• Goal
Determine how many lines contain the string "Undang". Reply with that figure and nothing else.

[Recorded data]
◆ ◆ ◆

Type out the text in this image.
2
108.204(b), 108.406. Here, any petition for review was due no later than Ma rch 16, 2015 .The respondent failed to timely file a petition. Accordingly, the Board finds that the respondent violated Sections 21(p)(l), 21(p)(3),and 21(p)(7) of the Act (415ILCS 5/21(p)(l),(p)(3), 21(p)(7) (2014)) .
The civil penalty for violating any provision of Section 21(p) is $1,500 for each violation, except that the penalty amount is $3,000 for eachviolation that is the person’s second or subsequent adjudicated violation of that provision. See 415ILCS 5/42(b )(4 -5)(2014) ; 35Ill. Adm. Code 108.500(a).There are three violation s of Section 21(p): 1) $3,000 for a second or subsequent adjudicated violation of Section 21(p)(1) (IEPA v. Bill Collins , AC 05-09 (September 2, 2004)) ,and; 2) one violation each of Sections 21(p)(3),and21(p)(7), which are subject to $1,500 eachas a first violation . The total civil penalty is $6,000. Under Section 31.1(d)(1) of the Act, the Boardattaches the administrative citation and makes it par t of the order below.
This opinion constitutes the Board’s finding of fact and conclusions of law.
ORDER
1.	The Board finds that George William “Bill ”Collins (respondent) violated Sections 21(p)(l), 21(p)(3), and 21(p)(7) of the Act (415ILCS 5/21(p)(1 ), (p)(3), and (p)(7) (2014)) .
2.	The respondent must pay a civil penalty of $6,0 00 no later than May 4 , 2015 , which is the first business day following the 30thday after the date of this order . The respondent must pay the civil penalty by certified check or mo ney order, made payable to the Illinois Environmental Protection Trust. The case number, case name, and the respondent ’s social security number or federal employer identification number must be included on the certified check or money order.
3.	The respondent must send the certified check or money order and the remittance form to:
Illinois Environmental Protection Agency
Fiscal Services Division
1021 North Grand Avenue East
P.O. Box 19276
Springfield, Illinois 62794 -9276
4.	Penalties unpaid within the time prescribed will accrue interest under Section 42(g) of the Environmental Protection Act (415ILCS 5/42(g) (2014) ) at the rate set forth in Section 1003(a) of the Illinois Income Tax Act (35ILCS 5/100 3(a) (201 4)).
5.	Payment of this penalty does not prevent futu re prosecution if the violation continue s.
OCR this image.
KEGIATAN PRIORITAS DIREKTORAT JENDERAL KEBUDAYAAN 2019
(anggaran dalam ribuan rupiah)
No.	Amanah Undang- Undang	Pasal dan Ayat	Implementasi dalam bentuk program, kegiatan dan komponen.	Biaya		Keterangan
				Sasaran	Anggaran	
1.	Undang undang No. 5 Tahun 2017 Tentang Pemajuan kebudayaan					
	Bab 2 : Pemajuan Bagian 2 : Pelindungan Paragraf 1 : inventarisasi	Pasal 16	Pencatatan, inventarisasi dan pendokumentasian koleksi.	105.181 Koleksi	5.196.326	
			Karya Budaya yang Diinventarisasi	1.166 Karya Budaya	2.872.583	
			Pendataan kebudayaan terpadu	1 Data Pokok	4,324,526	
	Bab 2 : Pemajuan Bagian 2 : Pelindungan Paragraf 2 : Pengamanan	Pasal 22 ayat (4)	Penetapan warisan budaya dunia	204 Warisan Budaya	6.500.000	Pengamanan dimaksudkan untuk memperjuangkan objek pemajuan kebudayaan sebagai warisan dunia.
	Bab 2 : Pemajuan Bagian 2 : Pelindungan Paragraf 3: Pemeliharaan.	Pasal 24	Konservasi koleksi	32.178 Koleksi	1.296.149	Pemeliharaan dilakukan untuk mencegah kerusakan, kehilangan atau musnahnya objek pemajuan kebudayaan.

◆ ◆ ◆

• Final result
2